(Dataset rows)
+---+
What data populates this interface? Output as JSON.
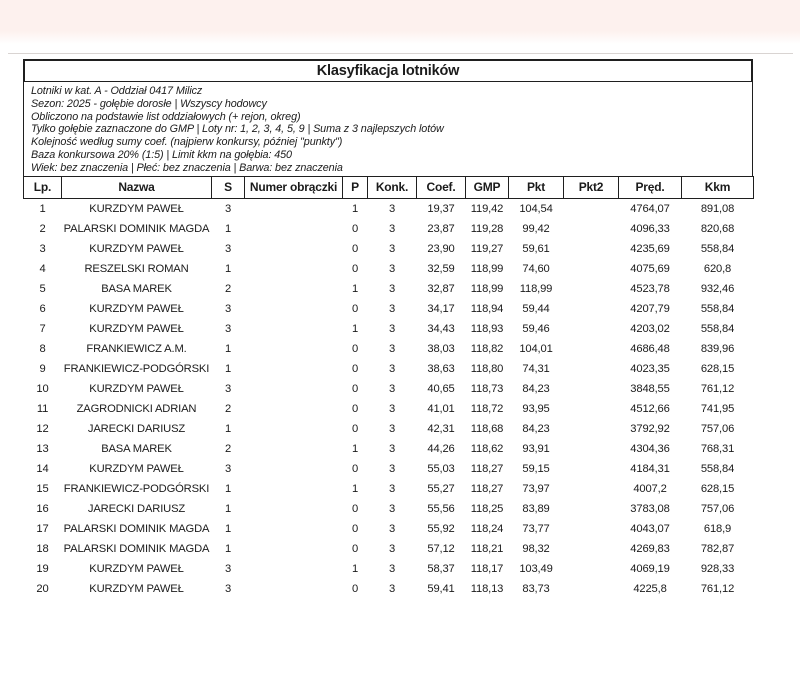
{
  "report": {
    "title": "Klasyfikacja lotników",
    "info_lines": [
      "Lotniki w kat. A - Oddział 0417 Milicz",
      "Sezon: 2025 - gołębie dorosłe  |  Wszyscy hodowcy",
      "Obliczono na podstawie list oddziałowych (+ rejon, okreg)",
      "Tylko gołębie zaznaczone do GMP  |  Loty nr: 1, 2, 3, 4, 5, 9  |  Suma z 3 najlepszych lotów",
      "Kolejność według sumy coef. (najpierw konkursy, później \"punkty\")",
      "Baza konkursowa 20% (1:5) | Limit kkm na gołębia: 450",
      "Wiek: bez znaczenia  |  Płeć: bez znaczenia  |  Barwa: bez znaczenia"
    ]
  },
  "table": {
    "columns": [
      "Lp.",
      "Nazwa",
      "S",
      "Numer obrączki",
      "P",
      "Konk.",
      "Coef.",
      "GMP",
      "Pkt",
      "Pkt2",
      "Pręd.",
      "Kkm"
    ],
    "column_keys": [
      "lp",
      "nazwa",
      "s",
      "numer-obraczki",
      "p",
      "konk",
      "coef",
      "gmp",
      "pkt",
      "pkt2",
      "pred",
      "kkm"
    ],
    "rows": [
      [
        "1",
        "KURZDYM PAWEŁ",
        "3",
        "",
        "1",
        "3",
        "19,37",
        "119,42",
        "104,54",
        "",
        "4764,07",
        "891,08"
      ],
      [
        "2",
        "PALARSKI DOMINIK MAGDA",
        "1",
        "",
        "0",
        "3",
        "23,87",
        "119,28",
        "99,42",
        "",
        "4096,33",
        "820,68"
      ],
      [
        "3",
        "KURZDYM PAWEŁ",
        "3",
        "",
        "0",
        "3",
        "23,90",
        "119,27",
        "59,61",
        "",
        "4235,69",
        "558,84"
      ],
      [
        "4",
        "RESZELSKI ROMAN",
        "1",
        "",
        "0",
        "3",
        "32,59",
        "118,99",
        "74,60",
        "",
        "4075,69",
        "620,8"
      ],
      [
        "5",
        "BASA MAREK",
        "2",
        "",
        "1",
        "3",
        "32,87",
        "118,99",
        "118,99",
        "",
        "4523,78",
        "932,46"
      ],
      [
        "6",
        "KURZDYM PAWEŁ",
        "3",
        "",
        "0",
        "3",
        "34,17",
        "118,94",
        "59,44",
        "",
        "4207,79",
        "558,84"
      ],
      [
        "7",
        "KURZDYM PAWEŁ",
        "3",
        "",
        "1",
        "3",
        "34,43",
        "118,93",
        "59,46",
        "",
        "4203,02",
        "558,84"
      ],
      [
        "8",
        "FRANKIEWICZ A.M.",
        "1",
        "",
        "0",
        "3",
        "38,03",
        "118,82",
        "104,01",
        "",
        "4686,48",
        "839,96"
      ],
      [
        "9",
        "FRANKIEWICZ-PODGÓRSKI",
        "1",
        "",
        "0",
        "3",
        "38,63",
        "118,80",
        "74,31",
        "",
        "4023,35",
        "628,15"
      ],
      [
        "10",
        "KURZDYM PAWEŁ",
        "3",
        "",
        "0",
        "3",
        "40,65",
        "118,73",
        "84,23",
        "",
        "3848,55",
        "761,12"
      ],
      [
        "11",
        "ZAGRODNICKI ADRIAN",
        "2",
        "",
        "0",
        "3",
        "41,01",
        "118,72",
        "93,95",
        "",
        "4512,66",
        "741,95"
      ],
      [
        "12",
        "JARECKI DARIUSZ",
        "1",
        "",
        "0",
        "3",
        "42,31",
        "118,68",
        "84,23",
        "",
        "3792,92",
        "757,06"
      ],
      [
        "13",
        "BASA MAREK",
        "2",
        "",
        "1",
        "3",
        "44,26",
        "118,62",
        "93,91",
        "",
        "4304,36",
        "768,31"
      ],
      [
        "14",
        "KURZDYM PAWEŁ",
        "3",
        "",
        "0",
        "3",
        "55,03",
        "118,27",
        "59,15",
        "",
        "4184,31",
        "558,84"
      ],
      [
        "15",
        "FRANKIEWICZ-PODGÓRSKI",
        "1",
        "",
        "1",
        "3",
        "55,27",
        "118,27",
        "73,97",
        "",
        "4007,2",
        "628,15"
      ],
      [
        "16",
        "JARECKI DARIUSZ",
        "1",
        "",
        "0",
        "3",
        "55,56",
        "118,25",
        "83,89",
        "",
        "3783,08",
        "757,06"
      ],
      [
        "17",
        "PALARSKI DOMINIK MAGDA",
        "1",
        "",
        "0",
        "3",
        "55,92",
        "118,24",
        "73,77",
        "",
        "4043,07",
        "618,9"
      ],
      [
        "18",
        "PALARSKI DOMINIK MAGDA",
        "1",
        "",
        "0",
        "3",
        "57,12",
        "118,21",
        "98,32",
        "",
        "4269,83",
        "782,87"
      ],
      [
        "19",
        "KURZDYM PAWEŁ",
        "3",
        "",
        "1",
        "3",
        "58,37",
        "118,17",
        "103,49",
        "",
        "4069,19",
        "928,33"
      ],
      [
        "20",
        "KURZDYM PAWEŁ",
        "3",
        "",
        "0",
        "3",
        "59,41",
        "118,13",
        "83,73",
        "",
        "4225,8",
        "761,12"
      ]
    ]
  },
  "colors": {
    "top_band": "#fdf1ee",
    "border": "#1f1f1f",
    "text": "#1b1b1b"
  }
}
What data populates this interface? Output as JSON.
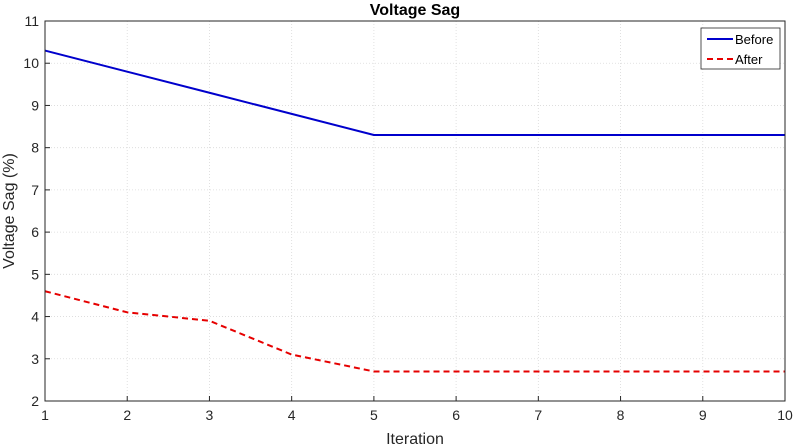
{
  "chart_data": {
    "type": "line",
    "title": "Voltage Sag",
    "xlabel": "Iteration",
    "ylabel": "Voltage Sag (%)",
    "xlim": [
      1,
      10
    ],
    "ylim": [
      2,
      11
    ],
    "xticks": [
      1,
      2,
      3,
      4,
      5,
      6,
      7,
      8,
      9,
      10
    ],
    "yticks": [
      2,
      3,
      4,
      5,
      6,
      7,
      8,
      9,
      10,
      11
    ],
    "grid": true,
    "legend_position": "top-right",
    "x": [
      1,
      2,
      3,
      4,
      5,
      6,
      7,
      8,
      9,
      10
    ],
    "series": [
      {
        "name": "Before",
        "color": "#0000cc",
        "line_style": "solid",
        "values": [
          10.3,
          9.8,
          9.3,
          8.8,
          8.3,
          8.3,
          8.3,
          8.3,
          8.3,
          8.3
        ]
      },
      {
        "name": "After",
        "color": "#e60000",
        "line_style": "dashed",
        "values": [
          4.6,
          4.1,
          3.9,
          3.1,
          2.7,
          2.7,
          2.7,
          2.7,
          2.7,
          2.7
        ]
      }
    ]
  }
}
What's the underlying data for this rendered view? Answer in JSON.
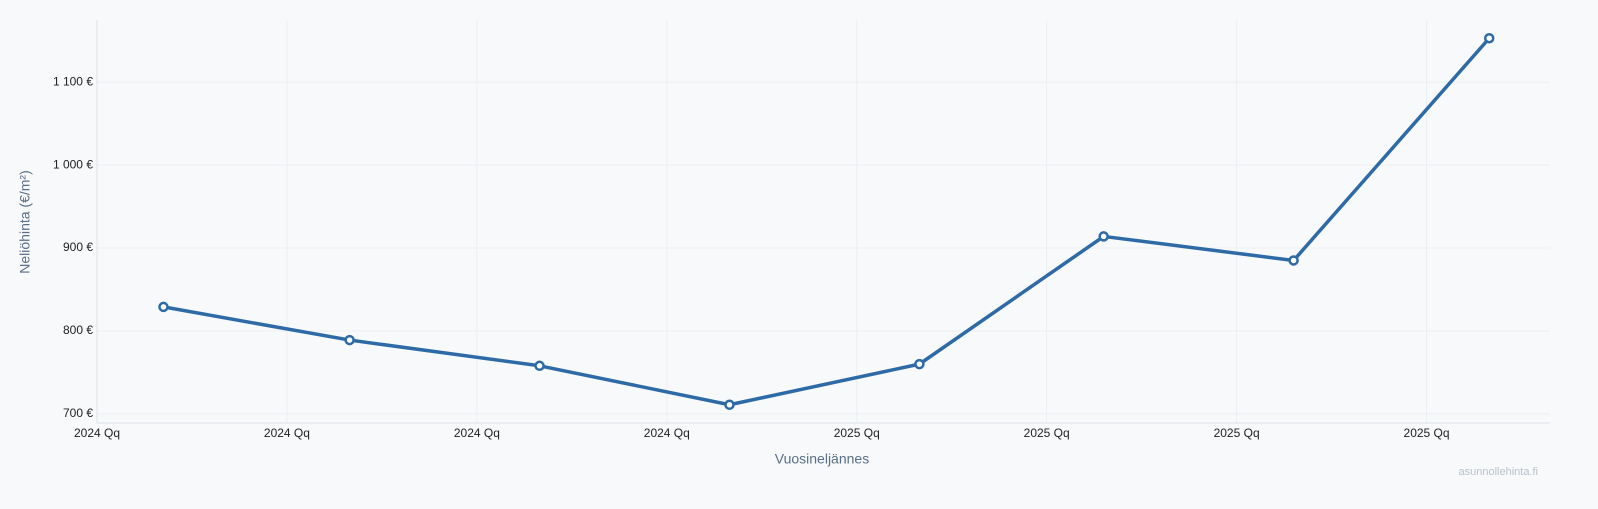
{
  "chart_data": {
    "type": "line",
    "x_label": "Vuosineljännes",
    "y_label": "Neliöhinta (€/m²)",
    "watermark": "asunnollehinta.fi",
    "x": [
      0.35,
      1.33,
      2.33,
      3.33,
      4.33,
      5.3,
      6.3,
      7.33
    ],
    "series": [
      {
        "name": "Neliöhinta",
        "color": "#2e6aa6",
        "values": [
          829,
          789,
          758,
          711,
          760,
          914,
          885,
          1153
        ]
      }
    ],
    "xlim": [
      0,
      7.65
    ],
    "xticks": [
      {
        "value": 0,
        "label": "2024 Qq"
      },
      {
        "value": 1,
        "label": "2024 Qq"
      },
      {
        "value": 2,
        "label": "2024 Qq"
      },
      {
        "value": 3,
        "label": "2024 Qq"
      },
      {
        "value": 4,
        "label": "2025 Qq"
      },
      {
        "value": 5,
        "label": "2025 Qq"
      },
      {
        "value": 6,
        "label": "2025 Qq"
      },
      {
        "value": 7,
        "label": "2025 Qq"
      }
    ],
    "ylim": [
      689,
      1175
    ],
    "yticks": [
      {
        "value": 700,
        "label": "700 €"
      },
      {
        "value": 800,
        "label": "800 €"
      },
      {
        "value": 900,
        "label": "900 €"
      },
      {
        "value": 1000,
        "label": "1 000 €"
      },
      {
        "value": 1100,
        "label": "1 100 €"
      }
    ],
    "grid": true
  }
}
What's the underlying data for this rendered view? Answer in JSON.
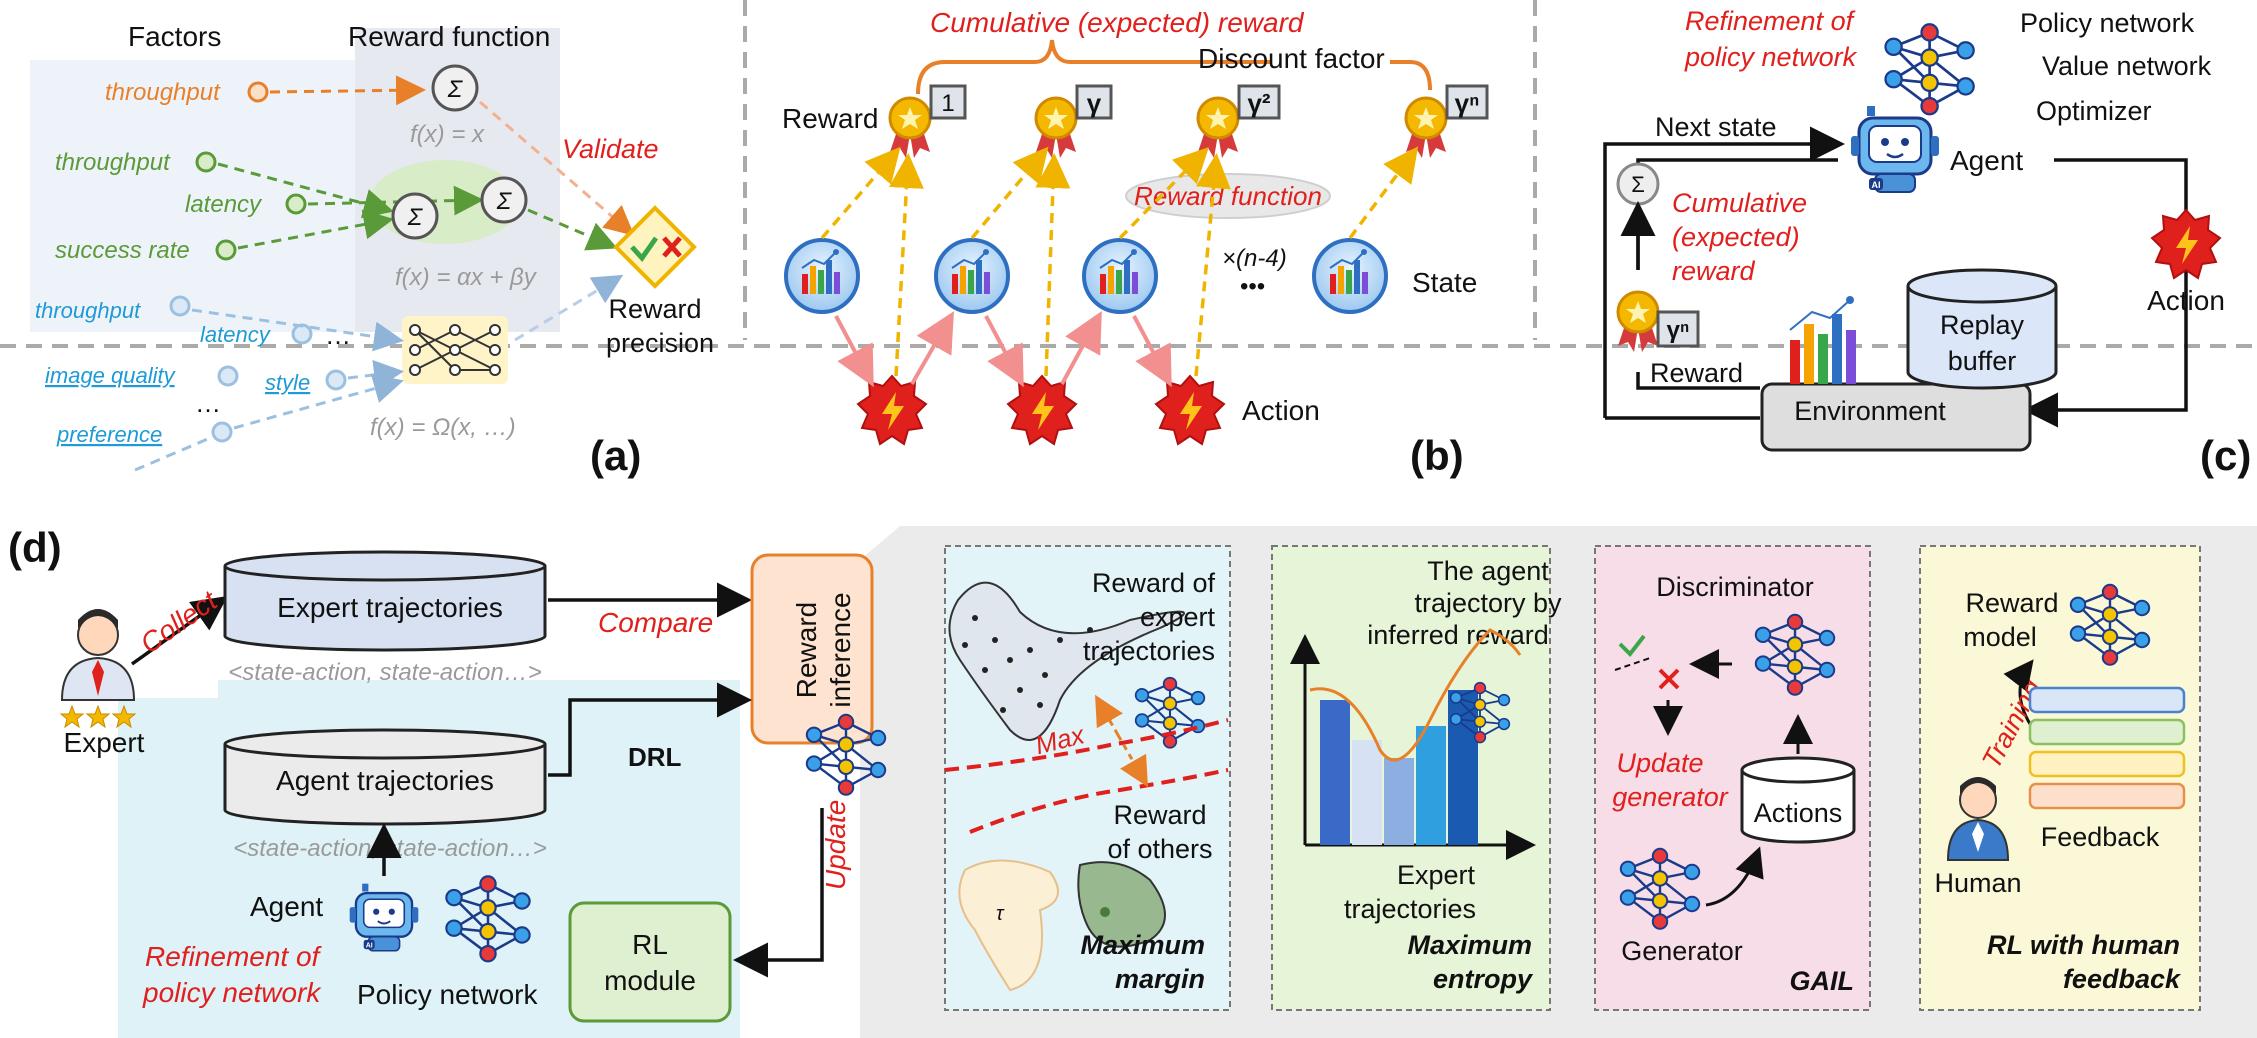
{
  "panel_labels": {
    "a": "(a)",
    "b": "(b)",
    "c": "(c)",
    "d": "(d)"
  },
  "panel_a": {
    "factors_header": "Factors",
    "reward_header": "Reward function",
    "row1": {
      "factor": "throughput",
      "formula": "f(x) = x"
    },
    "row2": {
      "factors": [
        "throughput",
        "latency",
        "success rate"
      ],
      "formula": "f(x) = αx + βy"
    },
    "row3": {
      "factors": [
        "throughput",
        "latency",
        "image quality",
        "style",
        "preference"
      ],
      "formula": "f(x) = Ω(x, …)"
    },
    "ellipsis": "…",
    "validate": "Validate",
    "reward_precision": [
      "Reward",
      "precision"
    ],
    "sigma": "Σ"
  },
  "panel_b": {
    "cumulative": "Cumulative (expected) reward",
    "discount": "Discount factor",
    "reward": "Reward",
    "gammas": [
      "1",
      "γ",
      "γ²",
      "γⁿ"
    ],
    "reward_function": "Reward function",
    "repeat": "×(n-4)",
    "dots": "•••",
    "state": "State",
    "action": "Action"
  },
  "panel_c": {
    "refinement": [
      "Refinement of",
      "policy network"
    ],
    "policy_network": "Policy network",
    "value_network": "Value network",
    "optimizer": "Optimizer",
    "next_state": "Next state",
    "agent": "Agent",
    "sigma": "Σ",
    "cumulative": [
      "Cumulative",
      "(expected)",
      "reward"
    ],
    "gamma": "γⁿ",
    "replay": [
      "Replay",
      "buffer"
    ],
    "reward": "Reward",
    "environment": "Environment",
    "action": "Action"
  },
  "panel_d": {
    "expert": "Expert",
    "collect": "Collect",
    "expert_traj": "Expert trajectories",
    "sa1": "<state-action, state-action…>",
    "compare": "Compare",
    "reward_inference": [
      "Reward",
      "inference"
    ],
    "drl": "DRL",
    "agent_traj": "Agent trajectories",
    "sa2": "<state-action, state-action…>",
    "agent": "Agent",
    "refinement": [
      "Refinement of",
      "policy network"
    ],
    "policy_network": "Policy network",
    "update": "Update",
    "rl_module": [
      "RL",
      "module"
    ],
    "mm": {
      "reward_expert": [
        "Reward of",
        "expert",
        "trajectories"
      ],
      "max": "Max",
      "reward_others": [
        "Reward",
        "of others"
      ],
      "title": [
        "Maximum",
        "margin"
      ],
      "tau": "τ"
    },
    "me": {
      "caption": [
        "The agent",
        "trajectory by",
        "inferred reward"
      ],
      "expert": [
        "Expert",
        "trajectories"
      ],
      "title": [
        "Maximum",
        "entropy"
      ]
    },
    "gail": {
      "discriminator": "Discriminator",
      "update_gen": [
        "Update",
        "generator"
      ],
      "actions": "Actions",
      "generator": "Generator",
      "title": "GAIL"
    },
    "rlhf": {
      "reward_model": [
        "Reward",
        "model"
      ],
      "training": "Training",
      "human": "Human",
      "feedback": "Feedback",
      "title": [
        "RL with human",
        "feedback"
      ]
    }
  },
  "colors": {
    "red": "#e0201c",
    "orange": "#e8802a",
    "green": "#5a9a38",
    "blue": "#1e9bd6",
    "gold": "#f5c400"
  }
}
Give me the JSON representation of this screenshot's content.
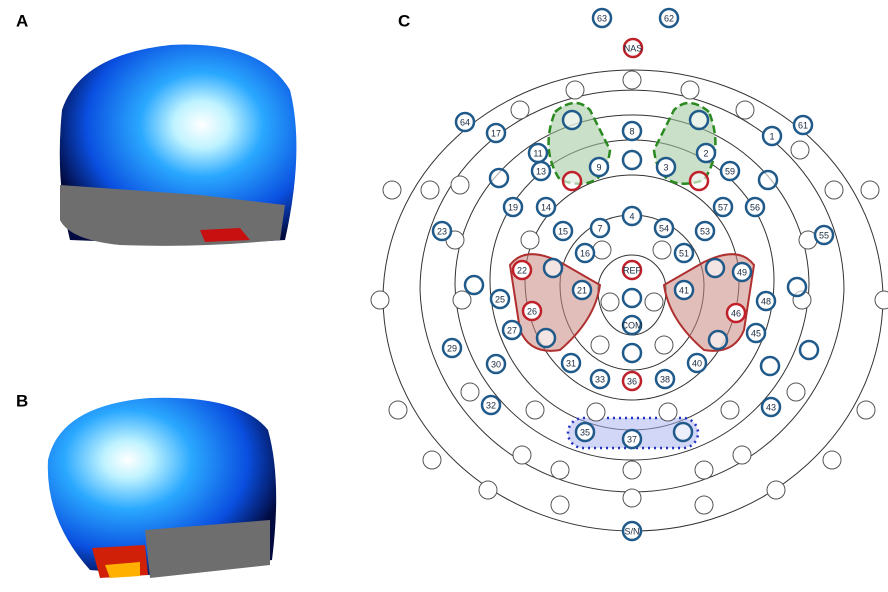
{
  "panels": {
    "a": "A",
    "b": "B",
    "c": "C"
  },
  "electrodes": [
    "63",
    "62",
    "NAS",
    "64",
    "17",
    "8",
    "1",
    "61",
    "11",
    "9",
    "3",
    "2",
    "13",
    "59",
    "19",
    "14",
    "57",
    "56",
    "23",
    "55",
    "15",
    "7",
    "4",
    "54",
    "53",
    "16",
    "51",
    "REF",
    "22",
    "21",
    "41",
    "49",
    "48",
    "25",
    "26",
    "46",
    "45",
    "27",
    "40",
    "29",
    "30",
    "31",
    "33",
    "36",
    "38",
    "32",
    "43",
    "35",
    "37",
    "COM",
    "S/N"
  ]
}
+---+
Written exercise:
Skip the pictures; extract only the lines from the line with "Give me the" through the final line of the material, exactly as they appear.

Task output:
Give me the JSON representation of this screenshot's content.
{
  "panels": {
    "a": "A",
    "b": "B",
    "c": "C"
  },
  "electrodes": [
    "63",
    "62",
    "NAS",
    "64",
    "17",
    "8",
    "1",
    "61",
    "11",
    "9",
    "3",
    "2",
    "13",
    "59",
    "19",
    "14",
    "57",
    "56",
    "23",
    "55",
    "15",
    "7",
    "4",
    "54",
    "53",
    "16",
    "51",
    "REF",
    "22",
    "21",
    "41",
    "49",
    "48",
    "25",
    "26",
    "46",
    "45",
    "27",
    "40",
    "29",
    "30",
    "31",
    "33",
    "36",
    "38",
    "32",
    "43",
    "35",
    "37",
    "COM",
    "S/N"
  ]
}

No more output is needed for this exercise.